#### Instructions to follow
Look through the material below and show every line with the word "Obinutuzumab".

#### Source data
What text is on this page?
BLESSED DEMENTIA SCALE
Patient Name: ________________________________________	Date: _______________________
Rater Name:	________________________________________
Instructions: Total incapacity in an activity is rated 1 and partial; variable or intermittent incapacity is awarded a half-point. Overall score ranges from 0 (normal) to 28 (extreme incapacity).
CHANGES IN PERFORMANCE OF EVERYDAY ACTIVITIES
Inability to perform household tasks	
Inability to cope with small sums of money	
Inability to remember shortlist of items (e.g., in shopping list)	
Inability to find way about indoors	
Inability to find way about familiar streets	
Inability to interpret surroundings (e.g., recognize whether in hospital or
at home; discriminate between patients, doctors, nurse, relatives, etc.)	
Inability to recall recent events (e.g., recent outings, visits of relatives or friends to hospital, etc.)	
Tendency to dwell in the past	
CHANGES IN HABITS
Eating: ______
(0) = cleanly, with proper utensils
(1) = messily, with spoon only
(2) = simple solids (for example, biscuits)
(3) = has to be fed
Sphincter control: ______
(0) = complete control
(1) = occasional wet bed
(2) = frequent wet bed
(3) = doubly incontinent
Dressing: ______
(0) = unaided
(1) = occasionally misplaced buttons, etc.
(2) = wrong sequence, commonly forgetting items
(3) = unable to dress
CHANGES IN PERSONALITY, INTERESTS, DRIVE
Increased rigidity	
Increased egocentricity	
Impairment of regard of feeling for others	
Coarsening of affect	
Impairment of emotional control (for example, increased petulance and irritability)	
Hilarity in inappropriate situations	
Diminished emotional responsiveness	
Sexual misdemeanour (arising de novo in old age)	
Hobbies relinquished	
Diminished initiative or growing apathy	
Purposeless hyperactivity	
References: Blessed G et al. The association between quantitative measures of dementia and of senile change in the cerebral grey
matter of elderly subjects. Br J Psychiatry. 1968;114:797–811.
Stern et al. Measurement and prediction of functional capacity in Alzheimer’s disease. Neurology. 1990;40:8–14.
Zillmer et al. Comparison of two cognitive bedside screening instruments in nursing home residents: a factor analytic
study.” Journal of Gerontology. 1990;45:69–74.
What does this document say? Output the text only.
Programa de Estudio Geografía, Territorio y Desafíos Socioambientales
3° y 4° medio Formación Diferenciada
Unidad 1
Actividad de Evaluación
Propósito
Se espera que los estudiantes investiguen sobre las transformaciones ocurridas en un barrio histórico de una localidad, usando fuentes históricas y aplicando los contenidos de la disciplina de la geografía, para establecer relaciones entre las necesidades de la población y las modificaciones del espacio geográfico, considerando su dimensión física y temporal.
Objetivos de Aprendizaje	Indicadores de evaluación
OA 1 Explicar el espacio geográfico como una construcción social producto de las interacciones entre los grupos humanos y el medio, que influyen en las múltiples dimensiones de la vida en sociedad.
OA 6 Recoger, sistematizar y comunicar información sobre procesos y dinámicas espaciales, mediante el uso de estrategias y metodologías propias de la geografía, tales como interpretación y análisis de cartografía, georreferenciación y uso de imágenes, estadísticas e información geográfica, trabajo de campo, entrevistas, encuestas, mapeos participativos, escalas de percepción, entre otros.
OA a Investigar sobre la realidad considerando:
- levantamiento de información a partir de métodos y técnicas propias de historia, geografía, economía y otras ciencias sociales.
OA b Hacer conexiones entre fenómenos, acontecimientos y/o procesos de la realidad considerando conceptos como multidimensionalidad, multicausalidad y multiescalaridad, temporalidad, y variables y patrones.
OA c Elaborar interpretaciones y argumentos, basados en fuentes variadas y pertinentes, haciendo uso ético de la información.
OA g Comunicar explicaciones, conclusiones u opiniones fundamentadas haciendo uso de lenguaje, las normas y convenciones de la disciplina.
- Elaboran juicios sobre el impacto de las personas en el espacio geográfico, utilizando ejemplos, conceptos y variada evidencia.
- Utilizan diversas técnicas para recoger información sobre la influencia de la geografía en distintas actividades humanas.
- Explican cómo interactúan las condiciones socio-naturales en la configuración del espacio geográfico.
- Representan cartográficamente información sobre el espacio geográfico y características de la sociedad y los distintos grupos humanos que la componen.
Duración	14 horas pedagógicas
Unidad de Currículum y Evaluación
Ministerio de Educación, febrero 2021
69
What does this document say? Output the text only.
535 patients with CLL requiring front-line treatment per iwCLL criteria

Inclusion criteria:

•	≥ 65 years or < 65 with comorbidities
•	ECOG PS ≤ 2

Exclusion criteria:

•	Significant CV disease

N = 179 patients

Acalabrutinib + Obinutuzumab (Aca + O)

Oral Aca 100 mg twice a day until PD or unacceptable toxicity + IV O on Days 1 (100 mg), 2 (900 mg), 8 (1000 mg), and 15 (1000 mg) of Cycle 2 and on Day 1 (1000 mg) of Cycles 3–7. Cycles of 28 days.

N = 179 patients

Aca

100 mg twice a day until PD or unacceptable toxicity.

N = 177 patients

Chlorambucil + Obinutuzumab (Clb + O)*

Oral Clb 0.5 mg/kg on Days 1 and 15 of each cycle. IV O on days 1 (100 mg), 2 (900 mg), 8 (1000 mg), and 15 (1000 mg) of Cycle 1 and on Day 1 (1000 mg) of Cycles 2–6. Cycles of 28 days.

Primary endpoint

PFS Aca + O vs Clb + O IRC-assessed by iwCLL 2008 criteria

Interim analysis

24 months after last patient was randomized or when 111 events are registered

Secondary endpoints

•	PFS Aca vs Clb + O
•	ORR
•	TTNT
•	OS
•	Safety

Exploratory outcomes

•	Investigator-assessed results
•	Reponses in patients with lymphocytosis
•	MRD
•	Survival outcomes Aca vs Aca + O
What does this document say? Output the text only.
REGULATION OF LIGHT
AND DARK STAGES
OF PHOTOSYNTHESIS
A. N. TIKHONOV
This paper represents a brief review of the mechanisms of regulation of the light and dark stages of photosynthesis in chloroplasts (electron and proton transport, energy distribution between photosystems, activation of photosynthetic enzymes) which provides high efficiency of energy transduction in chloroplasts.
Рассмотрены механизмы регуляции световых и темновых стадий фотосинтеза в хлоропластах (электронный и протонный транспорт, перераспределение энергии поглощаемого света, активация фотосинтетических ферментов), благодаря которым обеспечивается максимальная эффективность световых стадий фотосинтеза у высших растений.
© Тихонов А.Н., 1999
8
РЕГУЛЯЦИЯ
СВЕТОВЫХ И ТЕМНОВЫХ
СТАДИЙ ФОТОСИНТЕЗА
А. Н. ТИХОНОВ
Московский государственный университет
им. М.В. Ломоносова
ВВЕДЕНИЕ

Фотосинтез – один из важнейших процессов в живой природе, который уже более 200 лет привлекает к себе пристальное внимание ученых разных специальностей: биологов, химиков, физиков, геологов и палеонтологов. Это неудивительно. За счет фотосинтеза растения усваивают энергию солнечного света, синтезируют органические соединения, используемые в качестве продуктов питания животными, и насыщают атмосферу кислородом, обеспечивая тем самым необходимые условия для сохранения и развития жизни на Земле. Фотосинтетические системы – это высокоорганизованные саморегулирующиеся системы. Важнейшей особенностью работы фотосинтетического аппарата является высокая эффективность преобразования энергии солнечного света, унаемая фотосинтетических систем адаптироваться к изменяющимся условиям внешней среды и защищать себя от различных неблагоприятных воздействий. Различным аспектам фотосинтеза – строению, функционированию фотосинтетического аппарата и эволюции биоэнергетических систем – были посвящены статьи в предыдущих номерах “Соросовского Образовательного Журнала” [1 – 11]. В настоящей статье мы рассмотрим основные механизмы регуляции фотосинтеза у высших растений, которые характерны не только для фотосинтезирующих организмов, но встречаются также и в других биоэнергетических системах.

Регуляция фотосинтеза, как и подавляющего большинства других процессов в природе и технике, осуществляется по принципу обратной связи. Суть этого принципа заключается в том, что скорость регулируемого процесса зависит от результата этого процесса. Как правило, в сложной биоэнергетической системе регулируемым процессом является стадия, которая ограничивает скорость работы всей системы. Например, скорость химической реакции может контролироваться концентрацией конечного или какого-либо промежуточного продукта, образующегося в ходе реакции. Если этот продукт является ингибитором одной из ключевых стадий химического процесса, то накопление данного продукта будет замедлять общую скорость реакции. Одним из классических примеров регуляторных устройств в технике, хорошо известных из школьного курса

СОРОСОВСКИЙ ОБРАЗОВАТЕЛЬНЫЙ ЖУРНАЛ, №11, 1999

#### Solution
Acalabrutinib + Obinutuzumab (Aca + O)
Chlorambucil + Obinutuzumab (Clb + O)*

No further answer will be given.